▶ **TEXTE FOURNI**:
<<<<

Hermann Broch naît le 1er novembre 1886 à Vienne dans une famille de la riche bourgeoisie juive industrielle. Selon la volonté paternelle, il étudie l’ingénierie textile et prend la direction de l’usine familiale en 1907. En 1909, il se convertit au catholicisme et épouse Franziska von Rothermann, dont il divorcera en 1923.
En 1927, à quarante et un ans, Broch prend un virage radical : il vend l’entreprise familiale et s’inscrit à l’université de Vienne pour étudier les mathématiques, la philosophie et la psychologie. Il se lance dans l’écriture et publie en 1931-1932 sa première œuvre majeure, la trilogie « Les Somnambules », qui interroge le délabrement des valeurs dans la société allemande.
Après l’Anschluss en 1938, Broch est arrêté par les nazis. Grâce à l’intervention de ses amis, notamment James Joyce, il parvient à s’exiler aux États-Unis. C’est là qu’il écrit son chef-d’œuvre, « La Mort de Virgile » (1945), qui traite des dernières heures du poète romain.
Nommé professeur honoraire à l’Université Yale en 1950, il meurt l’année suivante à New Haven. Ses écrits, qui embrassent réflexion philosophique et innovation littéraire, influencent de nombreux écrivains, dont Milan Kundera et Thomas Bernhard.
Voici notre sélection de ses romans majeurs.
1. Les Somnambules (1931-1932)
Disponible sur Amazon Disponible à la Fnac
Résumé
Cette trilogie romanesque suit la transformation de la société allemande à travers trois personnages confrontés à l’effritement des valeurs traditionnelles.
En 1888, le lieutenant Joachim von Pasenow, officier prussien déchiré entre la pression familiale qui le pousse vers un mariage aristocratique et sa liaison avec une prostituée, cherche refuge dans le conformisme militaire. Son ami d’enfance, le cynique Eduard von Bertrand qui a quitté l’armée pour les affaires, manipule subtilement son destin.

>>>>

▶ **JEU DE DONNÉES**:
<<<<

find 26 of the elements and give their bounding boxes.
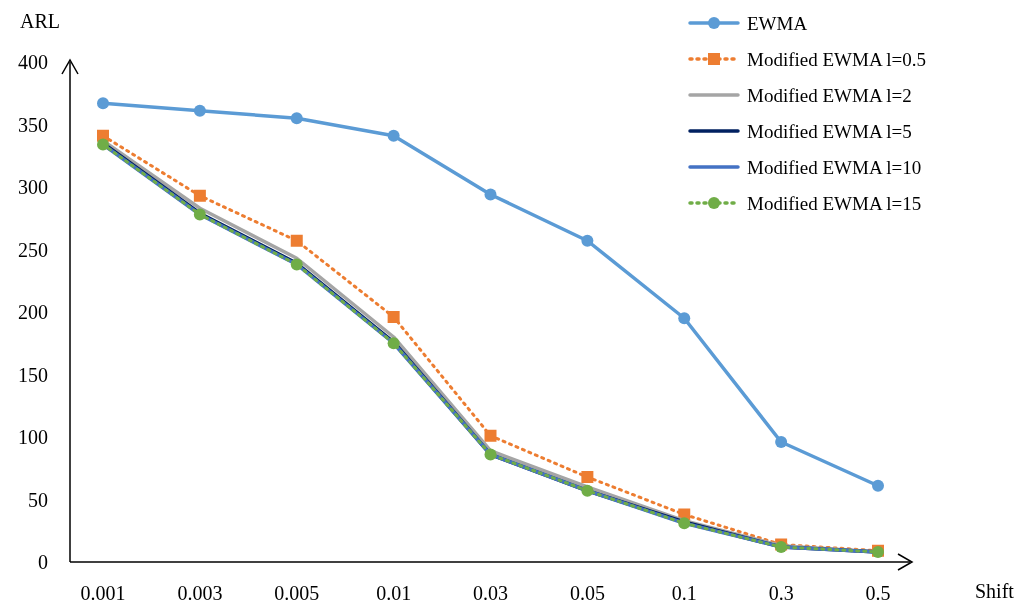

>>>>

▶ **CONSIGNES**:
(1) D'après le texte consacré à Hermann Broch, en quelle année paraît « La Mort de Virgile » ?
(2) Recopiez, s'il vous plaît, tout ce qui va de « Hermann Broch naît » jusqu'à « la société allemande. » dans le texte consacré à Hermann Broch.
Pour répondre, servez-vous uniquement du texte consacré à Hermann Broch.

▶ **CORRIGÉ DE L'EXERCICE**:
(1) En 1945.

(2)
Hermann Broch naît le 1er novembre 1886 à Vienne dans une famille de la riche bourgeoisie juive industrielle. Selon la volonté paternelle, il étudie l’ingénierie textile et prend la direction de l’usine familiale en 1907. En 1909, il se convertit au catholicisme et épouse Franziska von Rothermann, dont il divorcera en 1923.
En 1927, à quarante et un ans, Broch prend un virage radical : il vend l’entreprise familiale et s’inscrit à l’université de Vienne pour étudier les mathématiques, la philosophie et la psychologie. Il se lance dans l’écriture et publie en 1931-1932 sa première œuvre majeure, la trilogie « Les Somnambules », qui interroge le délabrement des valeurs dans la société allemande.